Problem to work on
Identify, in the records below, every line where the string "type" appears, and copy each such line.
## START Dataset extract
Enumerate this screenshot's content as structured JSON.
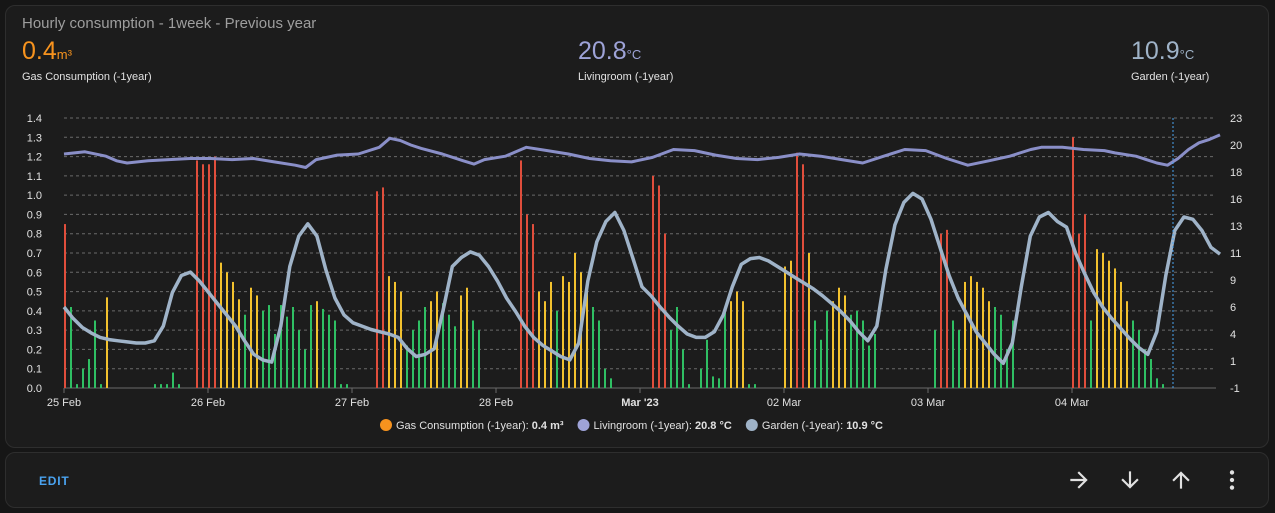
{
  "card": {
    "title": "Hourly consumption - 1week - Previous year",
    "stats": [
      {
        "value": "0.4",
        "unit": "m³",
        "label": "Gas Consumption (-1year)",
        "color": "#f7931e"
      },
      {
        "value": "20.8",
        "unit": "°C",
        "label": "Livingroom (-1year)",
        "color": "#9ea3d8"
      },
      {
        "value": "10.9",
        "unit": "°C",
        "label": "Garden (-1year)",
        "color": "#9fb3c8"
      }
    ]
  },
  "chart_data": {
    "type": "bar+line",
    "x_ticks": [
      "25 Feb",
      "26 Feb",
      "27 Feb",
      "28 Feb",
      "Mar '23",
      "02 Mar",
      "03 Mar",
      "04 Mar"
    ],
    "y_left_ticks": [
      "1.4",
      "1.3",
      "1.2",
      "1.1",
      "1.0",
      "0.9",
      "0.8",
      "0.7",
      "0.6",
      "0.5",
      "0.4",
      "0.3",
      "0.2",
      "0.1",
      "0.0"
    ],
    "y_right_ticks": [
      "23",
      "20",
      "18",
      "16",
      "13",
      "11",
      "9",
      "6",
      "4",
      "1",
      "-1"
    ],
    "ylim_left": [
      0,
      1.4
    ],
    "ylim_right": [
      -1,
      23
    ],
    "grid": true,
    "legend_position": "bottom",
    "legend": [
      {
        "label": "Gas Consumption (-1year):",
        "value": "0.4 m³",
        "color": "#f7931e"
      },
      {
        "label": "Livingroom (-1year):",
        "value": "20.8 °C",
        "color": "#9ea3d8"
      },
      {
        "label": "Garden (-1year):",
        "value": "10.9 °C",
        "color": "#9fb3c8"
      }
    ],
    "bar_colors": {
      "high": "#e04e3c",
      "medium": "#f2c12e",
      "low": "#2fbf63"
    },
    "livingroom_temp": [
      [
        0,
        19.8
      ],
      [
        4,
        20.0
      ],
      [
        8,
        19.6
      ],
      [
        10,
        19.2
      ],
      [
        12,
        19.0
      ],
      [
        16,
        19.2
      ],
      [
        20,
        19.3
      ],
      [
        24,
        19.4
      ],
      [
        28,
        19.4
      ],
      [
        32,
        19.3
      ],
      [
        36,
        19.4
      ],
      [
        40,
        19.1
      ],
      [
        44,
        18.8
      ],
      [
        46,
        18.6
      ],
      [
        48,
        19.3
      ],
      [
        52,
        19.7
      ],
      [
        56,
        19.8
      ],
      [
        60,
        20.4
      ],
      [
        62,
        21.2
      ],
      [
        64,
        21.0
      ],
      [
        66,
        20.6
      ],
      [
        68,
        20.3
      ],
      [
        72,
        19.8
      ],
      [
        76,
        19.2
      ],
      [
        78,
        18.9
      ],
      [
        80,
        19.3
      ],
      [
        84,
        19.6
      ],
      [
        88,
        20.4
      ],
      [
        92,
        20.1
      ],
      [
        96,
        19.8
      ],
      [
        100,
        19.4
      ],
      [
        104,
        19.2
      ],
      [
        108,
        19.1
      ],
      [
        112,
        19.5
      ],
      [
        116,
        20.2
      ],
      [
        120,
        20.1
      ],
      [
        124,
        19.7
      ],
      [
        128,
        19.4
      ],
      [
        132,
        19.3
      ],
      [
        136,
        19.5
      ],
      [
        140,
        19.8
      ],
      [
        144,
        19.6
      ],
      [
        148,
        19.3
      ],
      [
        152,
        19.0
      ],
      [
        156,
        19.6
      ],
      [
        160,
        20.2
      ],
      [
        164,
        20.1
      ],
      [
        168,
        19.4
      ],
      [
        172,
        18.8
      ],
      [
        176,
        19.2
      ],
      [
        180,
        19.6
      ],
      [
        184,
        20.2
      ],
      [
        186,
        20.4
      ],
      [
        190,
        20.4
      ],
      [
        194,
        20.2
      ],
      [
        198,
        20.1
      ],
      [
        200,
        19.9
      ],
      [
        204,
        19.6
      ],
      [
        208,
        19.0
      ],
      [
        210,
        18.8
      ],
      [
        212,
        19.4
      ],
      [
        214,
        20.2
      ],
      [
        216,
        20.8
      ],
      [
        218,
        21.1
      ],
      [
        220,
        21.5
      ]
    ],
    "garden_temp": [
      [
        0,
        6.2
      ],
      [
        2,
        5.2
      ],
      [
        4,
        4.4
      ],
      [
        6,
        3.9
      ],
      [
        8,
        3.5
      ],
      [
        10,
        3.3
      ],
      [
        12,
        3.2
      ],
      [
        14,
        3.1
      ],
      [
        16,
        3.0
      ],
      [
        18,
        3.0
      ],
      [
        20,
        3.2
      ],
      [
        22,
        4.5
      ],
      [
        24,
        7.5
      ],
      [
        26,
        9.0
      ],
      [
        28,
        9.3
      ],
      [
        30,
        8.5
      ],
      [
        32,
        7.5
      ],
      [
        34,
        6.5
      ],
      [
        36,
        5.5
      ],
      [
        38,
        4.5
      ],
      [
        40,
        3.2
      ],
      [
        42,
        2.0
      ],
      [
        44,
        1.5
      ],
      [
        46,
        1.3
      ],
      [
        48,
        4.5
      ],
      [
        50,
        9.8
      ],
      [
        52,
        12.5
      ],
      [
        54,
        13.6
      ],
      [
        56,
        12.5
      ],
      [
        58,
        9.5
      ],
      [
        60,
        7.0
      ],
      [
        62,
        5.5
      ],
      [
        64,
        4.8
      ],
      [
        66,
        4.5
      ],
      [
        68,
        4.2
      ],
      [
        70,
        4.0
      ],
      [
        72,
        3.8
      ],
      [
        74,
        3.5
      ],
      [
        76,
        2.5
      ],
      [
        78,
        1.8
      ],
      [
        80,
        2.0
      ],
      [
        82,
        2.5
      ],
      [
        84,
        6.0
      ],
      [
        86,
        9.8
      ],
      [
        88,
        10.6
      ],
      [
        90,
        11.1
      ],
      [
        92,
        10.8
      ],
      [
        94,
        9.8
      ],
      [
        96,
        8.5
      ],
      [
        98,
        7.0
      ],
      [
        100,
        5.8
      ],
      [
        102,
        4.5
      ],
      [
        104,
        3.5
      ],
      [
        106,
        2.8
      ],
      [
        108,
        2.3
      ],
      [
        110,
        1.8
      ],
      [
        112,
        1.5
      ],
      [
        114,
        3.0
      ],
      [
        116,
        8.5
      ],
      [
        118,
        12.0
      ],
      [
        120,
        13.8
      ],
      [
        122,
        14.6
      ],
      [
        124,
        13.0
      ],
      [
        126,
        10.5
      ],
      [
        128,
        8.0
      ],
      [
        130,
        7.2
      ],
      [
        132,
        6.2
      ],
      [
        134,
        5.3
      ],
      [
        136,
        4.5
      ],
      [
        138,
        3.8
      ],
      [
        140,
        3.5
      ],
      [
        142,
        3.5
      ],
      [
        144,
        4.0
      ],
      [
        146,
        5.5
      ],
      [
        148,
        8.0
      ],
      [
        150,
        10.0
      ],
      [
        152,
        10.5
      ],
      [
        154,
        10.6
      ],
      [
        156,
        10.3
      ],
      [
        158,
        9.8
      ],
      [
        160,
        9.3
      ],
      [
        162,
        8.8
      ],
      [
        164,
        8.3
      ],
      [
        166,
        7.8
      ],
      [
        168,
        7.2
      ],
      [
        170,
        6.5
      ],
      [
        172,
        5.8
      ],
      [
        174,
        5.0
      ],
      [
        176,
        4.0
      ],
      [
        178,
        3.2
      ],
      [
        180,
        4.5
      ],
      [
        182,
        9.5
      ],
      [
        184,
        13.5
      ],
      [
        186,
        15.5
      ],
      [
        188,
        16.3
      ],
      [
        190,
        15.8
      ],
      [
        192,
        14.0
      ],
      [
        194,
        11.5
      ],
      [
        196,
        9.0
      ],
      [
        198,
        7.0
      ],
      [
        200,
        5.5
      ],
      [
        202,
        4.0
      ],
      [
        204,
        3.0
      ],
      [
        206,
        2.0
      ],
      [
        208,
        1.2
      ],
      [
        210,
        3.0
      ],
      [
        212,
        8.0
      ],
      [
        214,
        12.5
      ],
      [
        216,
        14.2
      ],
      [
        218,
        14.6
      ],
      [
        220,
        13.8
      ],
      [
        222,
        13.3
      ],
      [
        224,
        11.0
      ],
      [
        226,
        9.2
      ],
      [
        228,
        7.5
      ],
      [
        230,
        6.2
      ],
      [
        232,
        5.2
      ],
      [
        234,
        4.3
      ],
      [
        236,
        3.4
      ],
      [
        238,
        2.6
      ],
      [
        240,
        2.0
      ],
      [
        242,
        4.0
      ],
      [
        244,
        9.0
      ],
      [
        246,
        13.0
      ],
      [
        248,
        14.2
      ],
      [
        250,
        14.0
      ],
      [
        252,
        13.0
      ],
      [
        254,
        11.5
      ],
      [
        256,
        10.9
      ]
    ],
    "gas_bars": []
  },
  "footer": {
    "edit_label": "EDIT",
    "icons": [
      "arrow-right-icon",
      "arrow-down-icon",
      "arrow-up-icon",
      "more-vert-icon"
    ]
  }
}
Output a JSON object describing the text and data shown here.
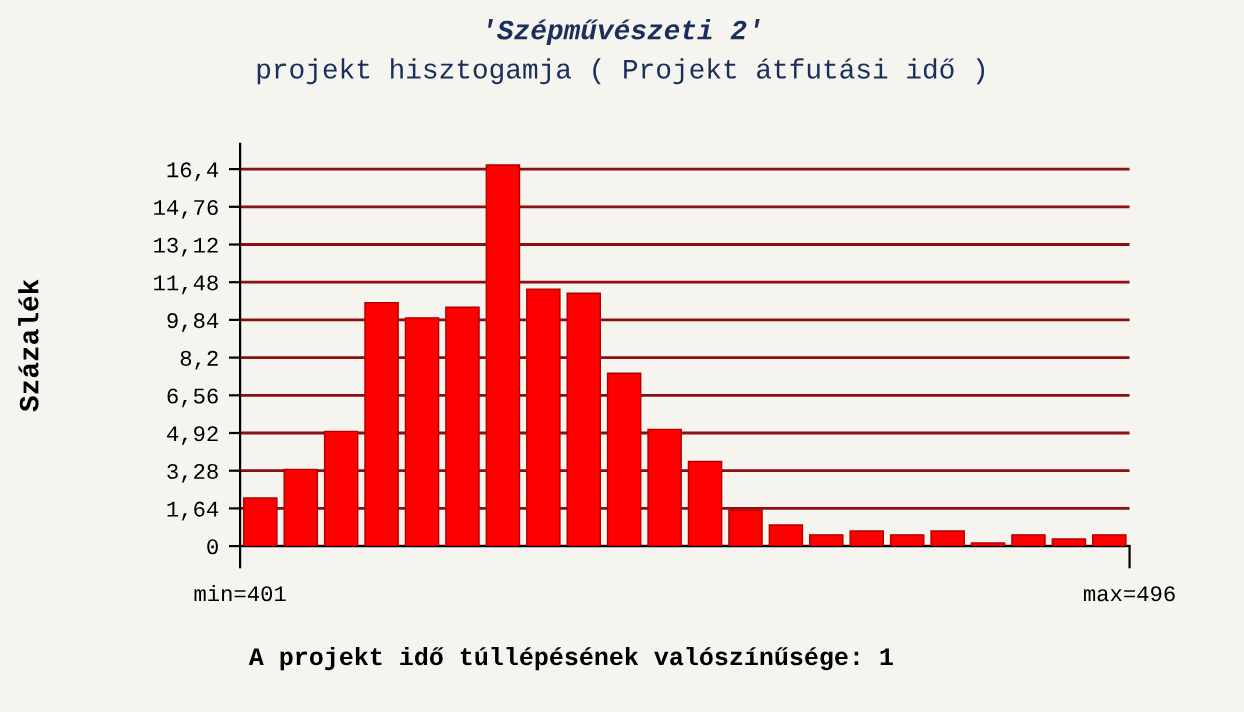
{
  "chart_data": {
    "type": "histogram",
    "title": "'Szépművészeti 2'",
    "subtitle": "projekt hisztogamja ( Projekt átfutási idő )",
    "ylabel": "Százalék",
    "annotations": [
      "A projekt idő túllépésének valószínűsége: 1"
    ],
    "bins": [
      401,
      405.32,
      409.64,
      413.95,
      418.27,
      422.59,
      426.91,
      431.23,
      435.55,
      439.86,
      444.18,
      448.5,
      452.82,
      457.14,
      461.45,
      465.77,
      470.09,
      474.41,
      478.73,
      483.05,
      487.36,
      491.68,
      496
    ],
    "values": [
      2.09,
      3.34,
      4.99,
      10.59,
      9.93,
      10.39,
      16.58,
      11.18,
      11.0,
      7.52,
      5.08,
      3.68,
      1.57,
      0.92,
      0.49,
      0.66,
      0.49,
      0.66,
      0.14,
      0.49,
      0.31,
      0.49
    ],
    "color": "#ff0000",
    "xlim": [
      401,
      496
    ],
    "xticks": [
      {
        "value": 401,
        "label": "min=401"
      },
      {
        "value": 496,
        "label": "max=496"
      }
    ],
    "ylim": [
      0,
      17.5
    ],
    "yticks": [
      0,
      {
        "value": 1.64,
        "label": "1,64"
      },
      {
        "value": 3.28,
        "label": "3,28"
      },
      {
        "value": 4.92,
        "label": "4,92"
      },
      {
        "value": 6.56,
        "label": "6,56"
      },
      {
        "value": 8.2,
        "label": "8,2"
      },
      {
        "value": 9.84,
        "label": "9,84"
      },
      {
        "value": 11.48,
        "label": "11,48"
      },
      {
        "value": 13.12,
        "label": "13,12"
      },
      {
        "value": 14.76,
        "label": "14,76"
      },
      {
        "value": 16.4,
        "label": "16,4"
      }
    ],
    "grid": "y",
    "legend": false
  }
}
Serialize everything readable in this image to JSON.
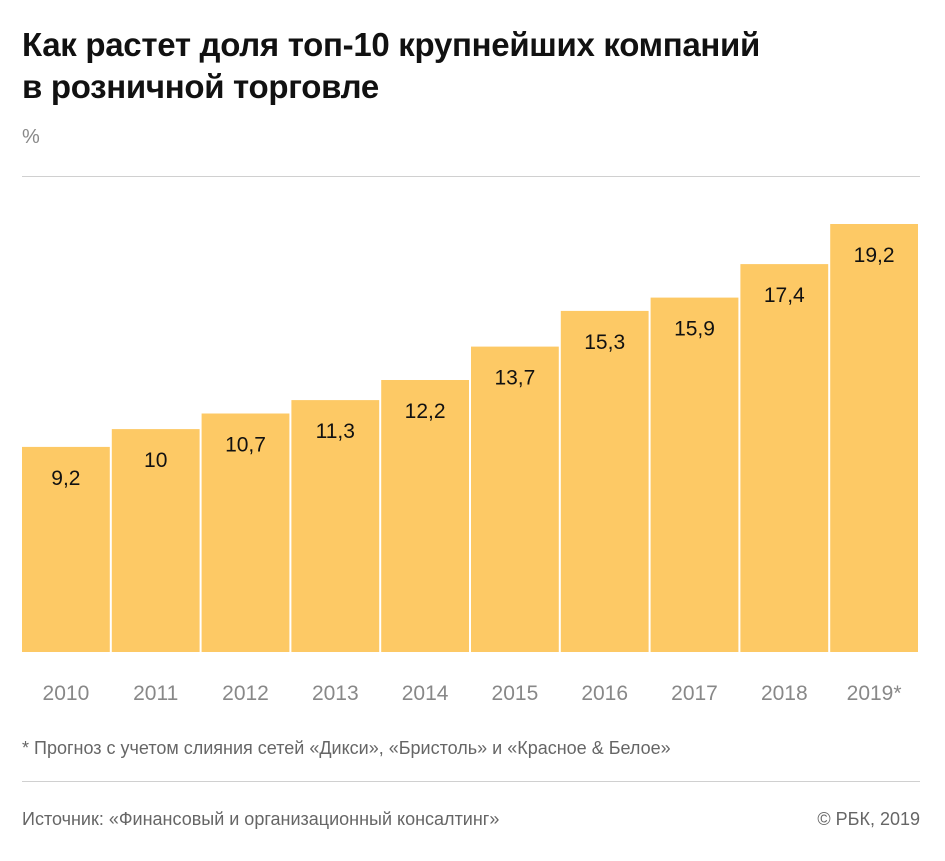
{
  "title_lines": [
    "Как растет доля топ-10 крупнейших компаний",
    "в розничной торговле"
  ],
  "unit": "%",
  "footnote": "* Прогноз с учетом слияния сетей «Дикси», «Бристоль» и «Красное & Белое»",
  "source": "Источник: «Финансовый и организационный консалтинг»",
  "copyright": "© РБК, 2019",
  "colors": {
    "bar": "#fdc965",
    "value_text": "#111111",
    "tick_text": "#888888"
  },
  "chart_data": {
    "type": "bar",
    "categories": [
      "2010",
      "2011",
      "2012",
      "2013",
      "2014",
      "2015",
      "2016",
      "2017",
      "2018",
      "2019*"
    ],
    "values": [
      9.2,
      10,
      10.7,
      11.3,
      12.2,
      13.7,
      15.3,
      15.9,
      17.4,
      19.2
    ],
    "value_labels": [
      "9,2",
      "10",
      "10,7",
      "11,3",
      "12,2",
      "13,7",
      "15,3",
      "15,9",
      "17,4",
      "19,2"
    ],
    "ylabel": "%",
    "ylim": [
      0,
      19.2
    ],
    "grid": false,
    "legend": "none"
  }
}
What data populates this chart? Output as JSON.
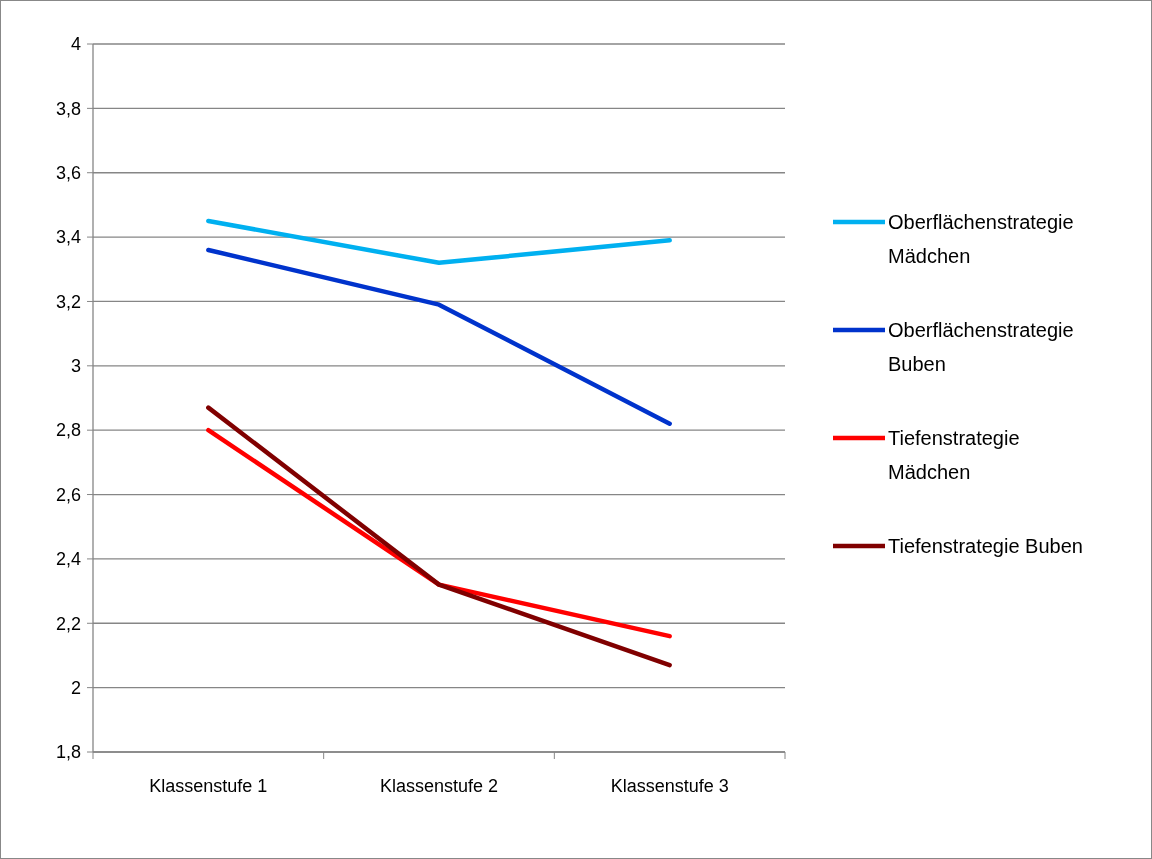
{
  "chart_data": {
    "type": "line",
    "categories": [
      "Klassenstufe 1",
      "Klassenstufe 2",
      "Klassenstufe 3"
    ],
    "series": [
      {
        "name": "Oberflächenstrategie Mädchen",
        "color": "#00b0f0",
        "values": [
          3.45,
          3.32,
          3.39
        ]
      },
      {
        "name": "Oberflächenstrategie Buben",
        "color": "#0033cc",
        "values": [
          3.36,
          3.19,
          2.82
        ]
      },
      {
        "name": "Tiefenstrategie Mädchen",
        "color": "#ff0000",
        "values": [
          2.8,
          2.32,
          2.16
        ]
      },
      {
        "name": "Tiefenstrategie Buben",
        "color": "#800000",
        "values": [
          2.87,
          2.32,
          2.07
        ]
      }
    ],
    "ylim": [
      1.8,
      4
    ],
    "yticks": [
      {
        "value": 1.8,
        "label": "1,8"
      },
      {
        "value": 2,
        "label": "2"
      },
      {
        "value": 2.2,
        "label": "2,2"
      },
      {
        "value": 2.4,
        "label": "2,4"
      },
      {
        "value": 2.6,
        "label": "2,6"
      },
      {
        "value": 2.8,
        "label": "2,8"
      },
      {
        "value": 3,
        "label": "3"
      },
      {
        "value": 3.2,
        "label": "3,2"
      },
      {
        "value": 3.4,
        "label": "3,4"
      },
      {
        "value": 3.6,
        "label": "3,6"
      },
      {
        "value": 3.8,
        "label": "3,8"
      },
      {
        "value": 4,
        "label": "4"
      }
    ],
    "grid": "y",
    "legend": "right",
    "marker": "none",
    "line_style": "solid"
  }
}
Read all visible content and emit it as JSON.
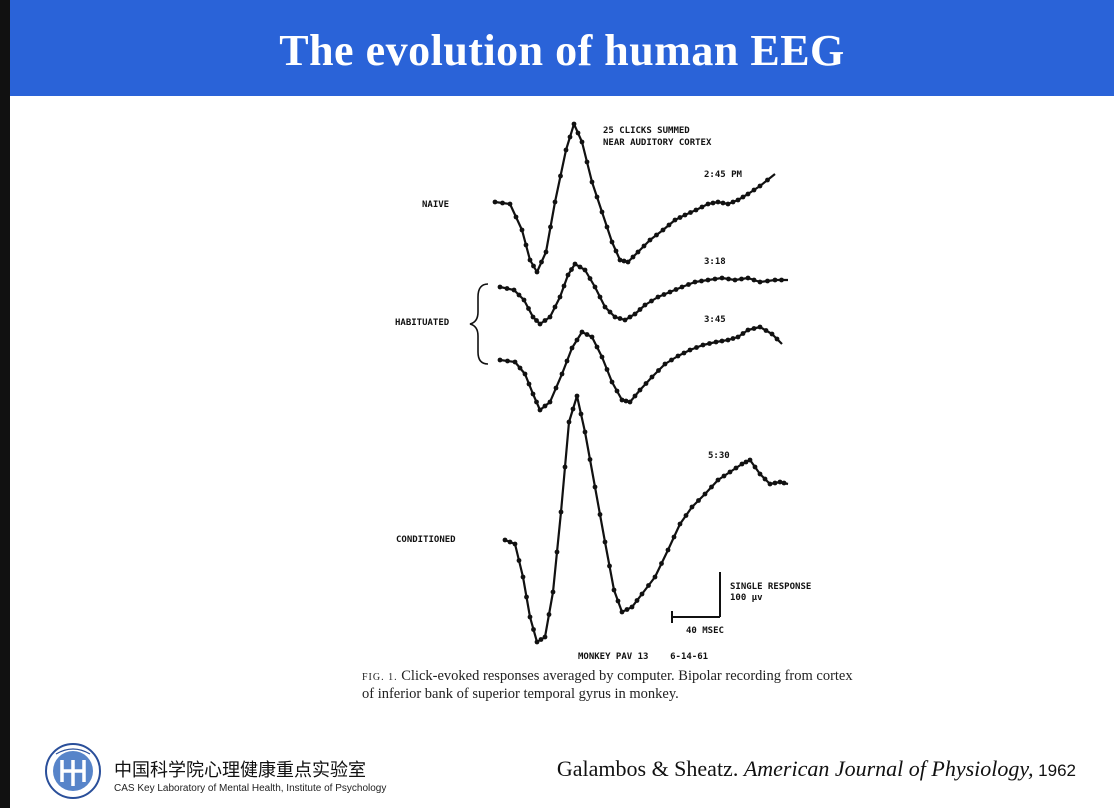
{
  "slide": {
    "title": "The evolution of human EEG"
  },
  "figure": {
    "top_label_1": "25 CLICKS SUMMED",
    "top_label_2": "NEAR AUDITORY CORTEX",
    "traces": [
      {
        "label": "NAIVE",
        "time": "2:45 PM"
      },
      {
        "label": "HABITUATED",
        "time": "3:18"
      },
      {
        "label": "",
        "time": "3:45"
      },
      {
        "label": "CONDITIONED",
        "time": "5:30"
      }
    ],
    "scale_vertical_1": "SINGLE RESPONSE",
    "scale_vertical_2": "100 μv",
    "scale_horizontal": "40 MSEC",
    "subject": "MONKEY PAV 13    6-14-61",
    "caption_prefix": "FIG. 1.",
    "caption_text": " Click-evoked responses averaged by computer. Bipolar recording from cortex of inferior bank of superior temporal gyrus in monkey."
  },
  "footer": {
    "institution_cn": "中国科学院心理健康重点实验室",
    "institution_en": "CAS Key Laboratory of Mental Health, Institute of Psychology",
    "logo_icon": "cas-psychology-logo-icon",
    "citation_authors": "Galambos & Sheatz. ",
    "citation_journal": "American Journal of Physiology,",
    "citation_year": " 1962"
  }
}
## END Dataset extract
Exercise solution
    "type": "bar+line",
    "type": "histogram",
    "type": "bar",
    "type": "line",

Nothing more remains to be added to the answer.